Stated goal: Collect all lines containing the word "height" from the data.

#### Input

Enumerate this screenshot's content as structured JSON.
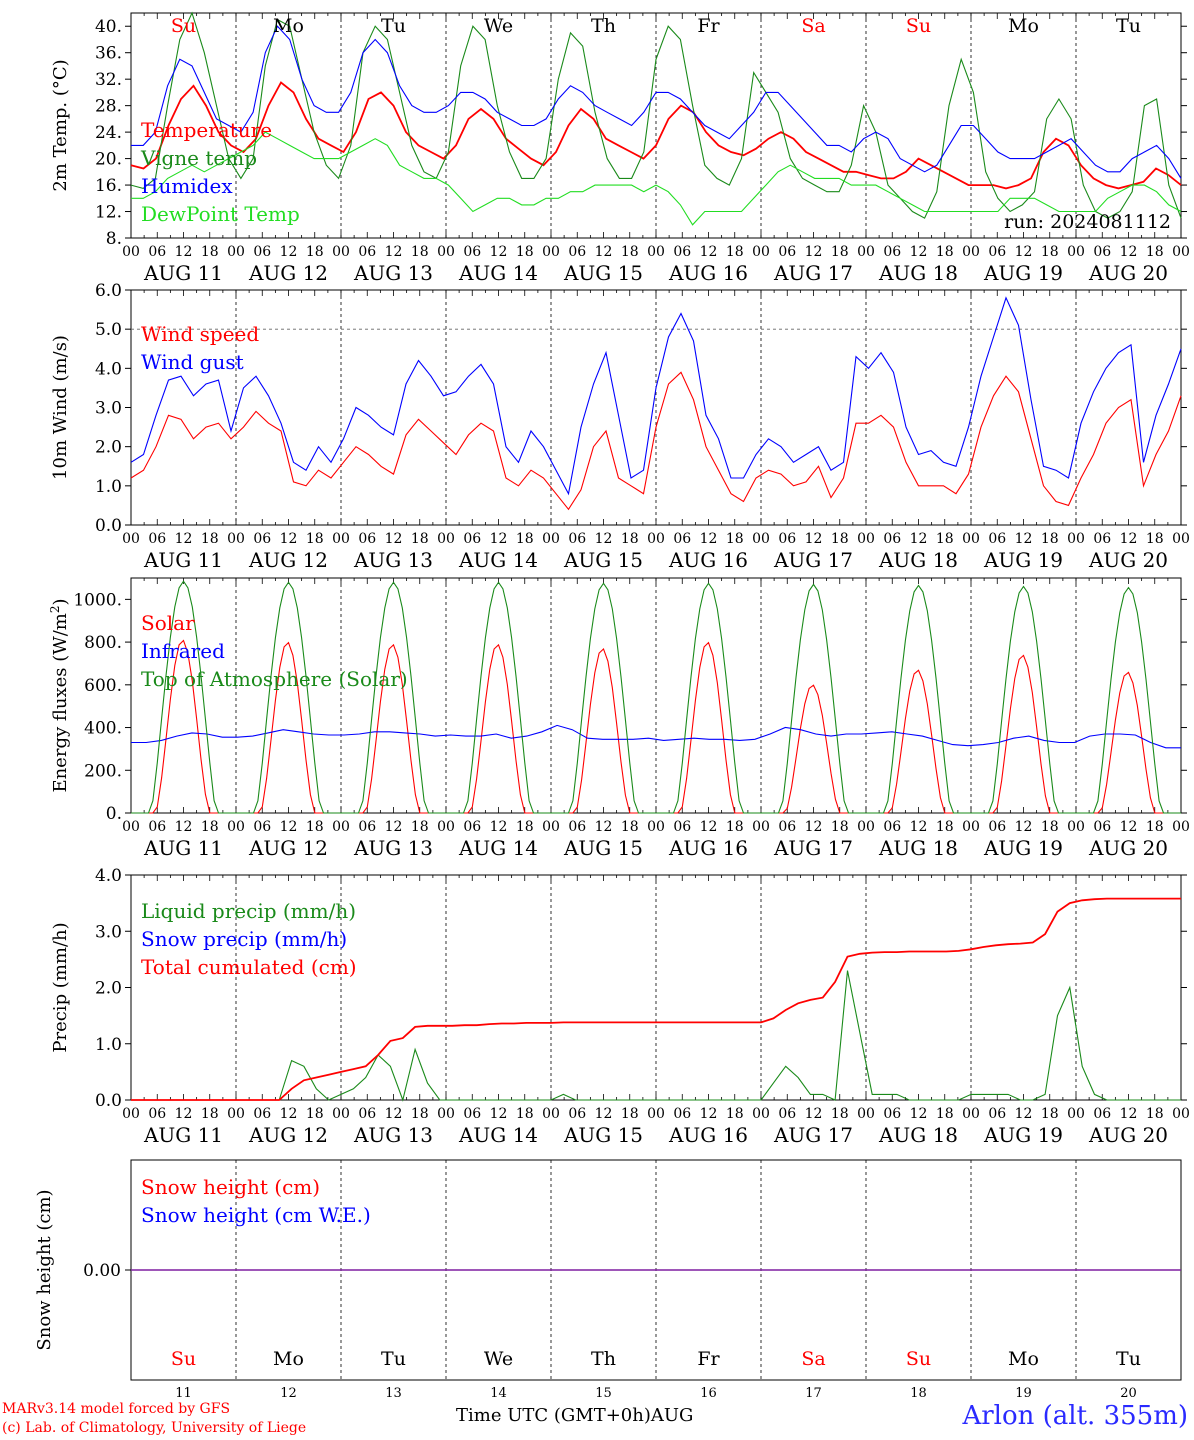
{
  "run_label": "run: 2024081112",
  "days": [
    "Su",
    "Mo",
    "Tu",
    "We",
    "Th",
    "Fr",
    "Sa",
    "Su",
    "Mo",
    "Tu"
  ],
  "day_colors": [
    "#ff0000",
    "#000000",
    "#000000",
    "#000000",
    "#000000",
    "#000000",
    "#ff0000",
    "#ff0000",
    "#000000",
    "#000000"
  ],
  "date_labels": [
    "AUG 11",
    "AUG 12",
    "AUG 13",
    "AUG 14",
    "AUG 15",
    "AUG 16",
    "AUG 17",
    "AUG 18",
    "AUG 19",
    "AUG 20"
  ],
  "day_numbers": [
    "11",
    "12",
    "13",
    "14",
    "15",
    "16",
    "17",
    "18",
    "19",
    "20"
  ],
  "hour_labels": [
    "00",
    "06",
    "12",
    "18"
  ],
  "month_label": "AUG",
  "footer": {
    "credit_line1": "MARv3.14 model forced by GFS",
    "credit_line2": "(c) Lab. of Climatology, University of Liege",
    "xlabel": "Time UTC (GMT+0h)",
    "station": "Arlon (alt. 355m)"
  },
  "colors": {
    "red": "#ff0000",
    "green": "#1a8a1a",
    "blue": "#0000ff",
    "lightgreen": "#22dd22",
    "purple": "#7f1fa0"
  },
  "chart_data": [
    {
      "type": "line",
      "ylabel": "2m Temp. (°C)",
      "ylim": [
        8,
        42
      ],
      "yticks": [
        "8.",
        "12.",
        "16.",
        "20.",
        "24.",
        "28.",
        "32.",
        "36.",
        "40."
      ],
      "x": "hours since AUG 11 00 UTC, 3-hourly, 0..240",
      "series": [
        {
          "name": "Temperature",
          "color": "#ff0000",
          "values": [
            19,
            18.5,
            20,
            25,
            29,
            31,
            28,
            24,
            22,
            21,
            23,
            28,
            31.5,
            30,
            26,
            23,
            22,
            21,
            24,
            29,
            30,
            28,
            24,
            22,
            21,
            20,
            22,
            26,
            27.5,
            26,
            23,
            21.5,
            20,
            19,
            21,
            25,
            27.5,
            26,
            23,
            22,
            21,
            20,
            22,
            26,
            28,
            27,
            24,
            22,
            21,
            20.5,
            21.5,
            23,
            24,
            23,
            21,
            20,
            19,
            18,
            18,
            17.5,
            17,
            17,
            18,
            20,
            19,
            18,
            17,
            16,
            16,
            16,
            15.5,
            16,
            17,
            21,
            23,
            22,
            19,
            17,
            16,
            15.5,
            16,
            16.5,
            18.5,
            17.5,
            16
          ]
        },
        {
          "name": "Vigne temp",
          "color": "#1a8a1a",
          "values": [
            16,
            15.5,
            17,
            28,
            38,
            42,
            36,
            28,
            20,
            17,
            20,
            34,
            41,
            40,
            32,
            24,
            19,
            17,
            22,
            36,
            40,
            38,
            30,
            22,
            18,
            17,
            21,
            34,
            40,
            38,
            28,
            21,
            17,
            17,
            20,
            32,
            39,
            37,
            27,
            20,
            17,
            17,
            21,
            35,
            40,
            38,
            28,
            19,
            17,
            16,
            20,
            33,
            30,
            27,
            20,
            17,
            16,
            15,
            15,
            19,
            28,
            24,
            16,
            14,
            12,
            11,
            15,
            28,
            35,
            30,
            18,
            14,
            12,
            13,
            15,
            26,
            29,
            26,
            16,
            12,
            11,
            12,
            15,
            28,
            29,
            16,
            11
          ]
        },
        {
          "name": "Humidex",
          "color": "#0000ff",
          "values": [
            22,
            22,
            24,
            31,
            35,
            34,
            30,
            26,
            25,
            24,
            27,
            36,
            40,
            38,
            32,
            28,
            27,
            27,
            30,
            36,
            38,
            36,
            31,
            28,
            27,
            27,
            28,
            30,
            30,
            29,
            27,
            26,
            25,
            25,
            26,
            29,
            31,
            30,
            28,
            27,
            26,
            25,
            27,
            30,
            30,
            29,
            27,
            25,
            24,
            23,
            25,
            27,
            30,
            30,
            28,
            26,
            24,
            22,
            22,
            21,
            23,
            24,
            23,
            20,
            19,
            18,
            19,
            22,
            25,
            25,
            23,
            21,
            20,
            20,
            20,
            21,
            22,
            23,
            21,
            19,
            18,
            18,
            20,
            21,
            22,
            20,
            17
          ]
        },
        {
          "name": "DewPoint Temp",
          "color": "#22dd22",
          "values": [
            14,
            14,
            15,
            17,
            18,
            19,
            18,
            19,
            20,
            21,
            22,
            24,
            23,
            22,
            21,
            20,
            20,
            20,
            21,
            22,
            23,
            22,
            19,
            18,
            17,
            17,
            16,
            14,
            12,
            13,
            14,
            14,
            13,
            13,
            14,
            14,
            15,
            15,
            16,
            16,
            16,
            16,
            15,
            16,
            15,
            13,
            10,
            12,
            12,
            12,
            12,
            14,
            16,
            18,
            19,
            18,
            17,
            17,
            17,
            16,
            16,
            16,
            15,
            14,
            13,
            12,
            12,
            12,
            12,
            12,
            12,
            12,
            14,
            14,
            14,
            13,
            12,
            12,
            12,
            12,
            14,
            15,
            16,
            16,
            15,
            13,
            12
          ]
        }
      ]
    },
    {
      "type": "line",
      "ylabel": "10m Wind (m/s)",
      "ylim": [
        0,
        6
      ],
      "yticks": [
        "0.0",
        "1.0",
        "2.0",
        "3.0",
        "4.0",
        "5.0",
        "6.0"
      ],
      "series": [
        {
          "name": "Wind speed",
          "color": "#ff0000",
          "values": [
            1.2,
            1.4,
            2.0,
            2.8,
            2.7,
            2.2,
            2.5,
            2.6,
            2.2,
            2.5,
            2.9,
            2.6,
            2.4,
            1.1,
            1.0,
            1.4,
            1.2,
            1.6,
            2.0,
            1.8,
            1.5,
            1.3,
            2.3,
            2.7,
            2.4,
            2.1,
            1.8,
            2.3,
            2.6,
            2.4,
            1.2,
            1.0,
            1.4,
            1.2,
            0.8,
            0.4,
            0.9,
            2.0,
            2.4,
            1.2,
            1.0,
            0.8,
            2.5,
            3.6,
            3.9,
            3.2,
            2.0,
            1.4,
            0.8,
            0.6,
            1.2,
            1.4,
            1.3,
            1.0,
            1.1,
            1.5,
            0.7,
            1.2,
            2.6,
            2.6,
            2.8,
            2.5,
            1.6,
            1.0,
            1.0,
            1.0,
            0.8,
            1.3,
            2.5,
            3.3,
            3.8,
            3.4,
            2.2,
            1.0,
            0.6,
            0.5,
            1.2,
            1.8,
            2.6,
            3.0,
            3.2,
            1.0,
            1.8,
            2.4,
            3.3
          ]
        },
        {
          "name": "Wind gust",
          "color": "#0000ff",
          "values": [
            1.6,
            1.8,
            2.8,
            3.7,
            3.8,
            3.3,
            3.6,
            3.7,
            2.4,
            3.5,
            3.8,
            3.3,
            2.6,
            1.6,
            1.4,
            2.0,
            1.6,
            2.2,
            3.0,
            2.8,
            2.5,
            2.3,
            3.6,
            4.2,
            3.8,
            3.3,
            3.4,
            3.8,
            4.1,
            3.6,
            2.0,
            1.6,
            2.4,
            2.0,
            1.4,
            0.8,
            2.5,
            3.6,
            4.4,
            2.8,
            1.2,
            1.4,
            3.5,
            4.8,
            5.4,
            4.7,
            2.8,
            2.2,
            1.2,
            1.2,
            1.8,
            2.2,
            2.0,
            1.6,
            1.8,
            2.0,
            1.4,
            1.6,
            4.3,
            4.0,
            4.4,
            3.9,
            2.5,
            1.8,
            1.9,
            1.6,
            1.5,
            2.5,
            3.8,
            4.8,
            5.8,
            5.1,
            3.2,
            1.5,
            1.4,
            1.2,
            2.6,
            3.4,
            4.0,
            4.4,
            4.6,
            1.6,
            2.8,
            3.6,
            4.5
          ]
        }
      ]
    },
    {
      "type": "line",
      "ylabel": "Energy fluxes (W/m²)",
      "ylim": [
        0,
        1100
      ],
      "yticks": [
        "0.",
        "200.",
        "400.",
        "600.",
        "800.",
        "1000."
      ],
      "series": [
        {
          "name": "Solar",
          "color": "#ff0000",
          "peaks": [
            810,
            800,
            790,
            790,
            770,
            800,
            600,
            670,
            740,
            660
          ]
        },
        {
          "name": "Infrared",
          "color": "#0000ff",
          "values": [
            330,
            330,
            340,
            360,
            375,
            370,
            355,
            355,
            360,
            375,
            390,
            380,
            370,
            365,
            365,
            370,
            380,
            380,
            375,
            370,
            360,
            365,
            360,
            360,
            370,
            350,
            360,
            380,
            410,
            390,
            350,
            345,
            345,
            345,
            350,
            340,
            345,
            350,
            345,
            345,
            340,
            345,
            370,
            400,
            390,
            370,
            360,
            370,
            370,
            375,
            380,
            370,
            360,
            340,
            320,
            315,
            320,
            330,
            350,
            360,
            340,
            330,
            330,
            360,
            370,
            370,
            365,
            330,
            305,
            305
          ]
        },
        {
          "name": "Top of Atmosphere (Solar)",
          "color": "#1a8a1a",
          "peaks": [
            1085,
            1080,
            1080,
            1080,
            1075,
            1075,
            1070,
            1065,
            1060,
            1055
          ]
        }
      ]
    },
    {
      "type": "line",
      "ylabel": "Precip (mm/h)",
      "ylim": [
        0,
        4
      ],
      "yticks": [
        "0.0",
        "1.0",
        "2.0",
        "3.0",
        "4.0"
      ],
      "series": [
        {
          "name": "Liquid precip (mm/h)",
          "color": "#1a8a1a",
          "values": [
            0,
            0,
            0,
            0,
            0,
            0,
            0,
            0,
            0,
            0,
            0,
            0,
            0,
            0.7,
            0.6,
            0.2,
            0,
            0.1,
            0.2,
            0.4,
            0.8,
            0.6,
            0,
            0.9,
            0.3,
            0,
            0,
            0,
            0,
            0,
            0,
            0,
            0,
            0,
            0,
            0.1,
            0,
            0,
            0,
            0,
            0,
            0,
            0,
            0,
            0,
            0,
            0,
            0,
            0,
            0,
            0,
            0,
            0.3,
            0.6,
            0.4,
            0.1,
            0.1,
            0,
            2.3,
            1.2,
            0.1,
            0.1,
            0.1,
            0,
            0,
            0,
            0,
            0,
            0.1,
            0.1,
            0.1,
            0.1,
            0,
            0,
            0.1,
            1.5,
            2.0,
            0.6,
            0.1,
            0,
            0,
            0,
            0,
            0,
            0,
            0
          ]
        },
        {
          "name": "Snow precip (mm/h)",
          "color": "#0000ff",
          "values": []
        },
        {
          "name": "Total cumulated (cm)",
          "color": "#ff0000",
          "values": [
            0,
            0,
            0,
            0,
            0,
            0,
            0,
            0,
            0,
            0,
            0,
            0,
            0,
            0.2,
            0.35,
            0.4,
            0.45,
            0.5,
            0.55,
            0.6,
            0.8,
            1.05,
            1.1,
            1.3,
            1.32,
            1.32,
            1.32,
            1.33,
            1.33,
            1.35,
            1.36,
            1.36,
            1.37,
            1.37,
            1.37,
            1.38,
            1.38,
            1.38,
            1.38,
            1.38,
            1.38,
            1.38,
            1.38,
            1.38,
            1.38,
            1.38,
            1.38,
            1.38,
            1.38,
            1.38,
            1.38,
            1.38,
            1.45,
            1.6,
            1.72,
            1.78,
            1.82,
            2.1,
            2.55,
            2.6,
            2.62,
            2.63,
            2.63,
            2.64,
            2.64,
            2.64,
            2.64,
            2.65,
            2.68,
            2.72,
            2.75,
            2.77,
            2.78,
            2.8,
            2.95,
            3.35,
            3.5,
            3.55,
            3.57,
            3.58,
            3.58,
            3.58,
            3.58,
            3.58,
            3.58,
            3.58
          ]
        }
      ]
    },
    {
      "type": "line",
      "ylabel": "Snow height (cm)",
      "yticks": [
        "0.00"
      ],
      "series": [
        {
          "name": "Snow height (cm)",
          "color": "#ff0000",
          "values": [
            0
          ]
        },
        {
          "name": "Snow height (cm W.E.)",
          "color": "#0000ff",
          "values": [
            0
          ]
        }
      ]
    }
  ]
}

########
#### Input

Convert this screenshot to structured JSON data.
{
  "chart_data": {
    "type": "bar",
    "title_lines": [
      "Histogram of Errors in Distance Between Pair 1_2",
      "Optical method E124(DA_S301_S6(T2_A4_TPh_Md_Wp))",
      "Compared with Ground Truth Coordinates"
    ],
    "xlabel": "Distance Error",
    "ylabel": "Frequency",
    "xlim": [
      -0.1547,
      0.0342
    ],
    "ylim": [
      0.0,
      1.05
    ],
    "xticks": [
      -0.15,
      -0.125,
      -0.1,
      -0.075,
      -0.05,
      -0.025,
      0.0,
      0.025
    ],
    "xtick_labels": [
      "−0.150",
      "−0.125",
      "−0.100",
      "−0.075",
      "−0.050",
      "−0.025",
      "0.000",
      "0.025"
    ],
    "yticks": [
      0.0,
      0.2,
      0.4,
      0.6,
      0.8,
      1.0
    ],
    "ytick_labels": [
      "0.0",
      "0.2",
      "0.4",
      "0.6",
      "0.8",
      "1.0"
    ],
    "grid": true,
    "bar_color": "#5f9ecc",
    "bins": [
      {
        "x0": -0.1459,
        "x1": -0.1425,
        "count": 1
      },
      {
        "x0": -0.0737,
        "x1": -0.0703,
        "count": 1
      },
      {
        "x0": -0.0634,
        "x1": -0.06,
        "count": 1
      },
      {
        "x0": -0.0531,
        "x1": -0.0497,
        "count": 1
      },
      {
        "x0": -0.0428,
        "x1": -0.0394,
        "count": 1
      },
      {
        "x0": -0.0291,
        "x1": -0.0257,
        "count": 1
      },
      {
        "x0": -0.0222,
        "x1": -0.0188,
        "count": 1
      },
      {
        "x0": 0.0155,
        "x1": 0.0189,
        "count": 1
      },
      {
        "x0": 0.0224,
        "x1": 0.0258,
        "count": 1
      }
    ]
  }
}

########

Answer to the exercise:
      "ylabel": "Snow height (cm)",
          "name": "Snow height (cm)",
          "name": "Snow height (cm W.E.)",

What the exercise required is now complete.